● **WHAT IS REQUIRED**:
Copy each line below that contains "Null".

- - - - -

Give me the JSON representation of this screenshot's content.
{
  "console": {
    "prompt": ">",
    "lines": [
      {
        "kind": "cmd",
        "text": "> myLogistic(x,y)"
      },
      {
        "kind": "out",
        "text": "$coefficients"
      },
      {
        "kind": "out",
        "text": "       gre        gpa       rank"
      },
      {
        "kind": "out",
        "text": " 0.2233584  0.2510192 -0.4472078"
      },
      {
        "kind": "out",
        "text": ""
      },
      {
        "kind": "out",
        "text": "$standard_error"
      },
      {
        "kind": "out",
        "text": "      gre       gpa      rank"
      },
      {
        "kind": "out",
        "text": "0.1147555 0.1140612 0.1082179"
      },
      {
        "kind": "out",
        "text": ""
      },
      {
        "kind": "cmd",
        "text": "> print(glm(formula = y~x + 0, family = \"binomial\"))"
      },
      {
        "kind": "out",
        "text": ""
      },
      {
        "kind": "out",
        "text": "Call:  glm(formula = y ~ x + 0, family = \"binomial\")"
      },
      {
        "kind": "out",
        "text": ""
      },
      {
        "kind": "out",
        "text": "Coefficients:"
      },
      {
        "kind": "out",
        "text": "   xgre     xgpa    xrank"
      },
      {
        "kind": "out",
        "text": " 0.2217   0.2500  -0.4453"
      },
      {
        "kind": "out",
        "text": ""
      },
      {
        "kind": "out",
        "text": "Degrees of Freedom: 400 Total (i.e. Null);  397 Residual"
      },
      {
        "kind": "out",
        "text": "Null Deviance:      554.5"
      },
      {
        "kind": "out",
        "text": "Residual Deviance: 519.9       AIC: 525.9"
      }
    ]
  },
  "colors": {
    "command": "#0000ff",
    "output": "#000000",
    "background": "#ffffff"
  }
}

- - - - -

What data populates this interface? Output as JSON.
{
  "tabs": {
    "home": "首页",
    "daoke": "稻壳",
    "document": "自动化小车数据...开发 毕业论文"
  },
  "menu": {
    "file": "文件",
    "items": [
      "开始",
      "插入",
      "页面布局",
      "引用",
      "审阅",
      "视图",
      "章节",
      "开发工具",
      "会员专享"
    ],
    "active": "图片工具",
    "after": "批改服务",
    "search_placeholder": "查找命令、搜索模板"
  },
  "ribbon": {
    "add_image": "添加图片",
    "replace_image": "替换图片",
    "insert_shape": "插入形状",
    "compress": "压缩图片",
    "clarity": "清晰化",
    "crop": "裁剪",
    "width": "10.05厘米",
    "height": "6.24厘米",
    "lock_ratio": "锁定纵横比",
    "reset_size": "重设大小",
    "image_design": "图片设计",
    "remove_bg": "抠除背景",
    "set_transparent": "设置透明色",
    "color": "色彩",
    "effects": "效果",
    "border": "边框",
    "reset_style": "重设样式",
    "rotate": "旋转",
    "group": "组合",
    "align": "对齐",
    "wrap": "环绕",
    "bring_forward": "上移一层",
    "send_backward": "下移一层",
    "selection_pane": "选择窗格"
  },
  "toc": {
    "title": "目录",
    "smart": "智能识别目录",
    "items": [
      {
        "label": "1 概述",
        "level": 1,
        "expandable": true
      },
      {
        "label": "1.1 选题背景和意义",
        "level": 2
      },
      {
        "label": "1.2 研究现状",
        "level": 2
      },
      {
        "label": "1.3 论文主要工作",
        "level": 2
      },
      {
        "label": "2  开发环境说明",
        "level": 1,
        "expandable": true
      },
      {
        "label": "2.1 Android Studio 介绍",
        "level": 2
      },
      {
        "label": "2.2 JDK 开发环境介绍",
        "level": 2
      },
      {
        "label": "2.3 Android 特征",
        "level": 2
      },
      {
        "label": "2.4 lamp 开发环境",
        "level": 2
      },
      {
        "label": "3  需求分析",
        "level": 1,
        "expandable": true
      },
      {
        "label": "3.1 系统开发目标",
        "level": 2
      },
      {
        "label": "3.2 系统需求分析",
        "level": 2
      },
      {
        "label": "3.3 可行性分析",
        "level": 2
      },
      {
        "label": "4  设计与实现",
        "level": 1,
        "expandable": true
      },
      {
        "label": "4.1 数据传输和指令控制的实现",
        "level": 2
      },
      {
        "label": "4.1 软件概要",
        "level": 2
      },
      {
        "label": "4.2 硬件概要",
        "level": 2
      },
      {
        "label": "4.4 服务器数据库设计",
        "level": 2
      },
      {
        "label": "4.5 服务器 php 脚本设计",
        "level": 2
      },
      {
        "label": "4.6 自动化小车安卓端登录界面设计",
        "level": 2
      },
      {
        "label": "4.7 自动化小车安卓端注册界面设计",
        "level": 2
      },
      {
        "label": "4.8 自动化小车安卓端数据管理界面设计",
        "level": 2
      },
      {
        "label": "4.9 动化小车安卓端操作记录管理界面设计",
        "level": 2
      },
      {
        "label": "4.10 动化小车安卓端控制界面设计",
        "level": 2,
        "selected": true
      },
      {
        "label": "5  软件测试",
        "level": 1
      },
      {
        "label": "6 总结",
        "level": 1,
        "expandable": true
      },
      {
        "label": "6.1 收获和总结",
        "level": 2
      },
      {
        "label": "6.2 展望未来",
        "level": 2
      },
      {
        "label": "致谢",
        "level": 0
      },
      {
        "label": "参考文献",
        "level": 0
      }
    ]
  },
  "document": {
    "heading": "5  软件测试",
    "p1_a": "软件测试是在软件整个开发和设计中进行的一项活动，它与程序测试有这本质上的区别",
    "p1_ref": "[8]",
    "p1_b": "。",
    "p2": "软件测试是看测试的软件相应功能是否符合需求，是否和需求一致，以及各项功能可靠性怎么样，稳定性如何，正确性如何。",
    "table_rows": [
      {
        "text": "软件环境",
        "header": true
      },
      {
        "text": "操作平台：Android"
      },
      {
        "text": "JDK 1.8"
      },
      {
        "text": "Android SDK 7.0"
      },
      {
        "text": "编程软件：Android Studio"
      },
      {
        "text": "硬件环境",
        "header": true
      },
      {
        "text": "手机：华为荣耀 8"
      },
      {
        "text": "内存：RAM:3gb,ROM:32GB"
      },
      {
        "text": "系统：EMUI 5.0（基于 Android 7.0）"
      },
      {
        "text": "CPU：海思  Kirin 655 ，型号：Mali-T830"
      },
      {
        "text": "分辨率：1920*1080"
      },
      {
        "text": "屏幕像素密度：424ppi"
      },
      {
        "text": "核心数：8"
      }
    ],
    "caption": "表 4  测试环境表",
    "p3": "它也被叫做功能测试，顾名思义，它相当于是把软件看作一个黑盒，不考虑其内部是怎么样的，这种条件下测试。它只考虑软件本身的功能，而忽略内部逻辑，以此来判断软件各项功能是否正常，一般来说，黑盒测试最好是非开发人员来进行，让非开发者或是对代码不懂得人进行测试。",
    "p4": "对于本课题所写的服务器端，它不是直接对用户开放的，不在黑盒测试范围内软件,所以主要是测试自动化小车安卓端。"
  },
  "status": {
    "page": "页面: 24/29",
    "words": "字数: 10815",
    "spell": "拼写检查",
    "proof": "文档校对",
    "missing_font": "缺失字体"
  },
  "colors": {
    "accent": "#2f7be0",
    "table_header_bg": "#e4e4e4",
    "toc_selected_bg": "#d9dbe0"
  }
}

- - - - -

● **THE REPLY**:
        "text": "Degrees of Freedom: 400 Total (i.e. Null);  397 Residual"
        "text": "Null Deviance:      554.5"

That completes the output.